▸ **DIRECTIVE**:
Count how many lines of the material contain the string "Hyötyy", then give that number and nothing more.

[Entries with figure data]

:::::

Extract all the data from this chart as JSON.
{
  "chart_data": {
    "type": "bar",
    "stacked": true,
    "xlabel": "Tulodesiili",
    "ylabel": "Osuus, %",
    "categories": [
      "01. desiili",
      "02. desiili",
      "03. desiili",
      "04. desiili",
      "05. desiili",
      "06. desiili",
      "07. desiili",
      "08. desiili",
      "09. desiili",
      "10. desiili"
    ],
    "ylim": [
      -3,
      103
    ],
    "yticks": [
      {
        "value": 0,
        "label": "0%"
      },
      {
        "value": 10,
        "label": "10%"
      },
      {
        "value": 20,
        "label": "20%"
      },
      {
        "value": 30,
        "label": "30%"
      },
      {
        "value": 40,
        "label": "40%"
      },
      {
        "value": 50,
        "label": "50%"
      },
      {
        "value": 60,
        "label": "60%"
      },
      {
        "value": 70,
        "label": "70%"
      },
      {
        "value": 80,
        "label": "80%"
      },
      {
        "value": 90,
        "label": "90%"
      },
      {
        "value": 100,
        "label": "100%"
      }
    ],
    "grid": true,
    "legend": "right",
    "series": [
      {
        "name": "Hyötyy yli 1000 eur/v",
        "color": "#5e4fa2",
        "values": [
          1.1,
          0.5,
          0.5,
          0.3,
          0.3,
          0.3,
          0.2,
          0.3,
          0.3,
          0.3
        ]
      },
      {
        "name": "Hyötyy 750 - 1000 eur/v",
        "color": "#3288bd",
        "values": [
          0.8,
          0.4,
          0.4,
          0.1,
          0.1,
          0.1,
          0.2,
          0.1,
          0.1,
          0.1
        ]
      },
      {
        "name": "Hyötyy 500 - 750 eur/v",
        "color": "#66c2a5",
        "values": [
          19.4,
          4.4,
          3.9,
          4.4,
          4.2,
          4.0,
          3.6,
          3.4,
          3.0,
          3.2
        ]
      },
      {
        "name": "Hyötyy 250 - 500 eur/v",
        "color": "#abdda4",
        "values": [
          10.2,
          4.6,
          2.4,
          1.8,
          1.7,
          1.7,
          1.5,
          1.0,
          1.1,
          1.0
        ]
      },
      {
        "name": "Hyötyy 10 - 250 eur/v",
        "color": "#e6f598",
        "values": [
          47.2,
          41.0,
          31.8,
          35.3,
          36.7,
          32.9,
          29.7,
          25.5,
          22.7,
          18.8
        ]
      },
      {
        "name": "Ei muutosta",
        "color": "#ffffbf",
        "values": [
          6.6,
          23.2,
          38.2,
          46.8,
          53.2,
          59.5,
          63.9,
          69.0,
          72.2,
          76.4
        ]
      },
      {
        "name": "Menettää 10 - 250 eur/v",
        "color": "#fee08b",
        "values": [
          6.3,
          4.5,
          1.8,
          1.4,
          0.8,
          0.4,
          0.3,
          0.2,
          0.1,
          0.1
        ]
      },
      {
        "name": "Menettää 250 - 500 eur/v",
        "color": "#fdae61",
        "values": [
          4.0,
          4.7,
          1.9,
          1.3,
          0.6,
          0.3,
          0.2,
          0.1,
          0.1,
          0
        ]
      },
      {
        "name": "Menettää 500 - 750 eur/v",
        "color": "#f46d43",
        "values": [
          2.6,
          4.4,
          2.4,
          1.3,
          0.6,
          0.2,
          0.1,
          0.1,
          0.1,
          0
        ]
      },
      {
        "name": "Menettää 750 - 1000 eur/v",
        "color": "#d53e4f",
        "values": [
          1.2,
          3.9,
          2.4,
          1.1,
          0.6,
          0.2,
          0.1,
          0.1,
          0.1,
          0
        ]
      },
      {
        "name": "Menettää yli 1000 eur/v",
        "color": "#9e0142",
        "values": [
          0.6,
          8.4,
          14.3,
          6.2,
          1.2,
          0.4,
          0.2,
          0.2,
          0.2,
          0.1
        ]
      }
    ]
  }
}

:::::

▸ **WRITTEN RESPONSE**:
5